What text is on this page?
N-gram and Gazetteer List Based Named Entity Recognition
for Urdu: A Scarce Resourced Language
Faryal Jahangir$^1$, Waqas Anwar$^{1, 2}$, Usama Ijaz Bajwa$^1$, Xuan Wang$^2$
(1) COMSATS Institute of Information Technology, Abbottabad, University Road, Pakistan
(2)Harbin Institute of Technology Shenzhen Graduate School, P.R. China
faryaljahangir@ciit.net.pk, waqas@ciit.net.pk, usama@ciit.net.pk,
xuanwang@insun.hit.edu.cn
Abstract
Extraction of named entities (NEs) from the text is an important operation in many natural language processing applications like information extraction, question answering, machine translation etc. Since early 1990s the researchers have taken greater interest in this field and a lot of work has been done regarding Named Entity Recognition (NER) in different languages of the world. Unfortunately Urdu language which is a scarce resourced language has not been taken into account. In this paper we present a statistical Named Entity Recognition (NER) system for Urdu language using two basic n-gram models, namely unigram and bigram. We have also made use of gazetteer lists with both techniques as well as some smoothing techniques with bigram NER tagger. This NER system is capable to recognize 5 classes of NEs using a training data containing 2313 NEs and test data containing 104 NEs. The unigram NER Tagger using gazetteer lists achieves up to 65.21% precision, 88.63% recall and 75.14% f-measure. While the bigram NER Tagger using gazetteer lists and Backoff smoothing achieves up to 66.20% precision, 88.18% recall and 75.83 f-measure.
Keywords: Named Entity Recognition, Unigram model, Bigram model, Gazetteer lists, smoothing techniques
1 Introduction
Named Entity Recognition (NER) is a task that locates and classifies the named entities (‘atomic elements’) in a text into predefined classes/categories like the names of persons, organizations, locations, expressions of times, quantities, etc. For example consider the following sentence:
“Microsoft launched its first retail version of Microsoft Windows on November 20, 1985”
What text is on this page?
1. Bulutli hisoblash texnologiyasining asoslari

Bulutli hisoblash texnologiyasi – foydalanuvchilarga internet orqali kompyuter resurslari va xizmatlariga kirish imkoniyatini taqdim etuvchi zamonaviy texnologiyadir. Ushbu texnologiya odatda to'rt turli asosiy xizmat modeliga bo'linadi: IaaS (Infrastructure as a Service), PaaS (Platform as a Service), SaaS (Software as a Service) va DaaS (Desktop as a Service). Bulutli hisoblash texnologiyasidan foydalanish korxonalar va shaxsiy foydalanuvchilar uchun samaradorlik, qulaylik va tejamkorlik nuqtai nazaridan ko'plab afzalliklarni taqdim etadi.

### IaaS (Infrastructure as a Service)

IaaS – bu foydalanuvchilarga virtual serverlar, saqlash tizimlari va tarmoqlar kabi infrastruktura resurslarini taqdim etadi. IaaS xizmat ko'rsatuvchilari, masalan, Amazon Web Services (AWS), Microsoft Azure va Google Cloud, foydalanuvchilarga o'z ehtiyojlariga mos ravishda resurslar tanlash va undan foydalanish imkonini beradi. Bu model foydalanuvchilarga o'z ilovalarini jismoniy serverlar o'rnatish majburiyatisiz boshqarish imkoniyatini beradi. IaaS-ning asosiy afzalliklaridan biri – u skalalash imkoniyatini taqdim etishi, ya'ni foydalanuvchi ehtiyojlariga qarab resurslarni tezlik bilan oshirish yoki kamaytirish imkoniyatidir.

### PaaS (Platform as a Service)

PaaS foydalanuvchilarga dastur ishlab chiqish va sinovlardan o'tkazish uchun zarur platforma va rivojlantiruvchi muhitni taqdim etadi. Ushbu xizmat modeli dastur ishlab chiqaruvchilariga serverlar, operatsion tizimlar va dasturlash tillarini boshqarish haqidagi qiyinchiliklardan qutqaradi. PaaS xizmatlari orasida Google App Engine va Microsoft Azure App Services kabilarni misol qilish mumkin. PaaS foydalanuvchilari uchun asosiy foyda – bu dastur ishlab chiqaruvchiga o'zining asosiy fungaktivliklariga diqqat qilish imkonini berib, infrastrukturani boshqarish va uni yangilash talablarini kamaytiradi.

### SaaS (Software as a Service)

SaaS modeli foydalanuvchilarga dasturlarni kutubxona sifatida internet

------------------------------------------------

* **JOB**
Which lines of the data include "techniques"? Copy each of them.

* **COMPLETE RESPONSE**
Extraction of named entities (NEs) from the text is an important operation in many natural language processing applications like information extraction, question answering, machine translation etc. Since early 1990s the researchers have taken greater interest in this field and a lot of work has been done regarding Named Entity Recognition (NER) in different languages of the world. Unfortunately Urdu language which is a scarce resourced language has not been taken into account. In this paper we present a statistical Named Entity Recognition (NER) system for Urdu language using two basic n-gram models, namely unigram and bigram. We have also made use of gazetteer lists with both techniques as well as some smoothing techniques with bigram NER tagger. This NER system is capable to recognize 5 classes of NEs using a training data containing 2313 NEs and test data containing 104 NEs. The unigram NER Tagger using gazetteer lists achieves up to 65.21% precision, 88.63% recall and 75.14% f-measure. While the bigram NER Tagger using gazetteer lists and Backoff smoothing achieves up to 66.20% precision, 88.18% recall and 75.83 f-measure.
Keywords: Named Entity Recognition, Unigram model, Bigram model, Gazetteer lists, smoothing techniques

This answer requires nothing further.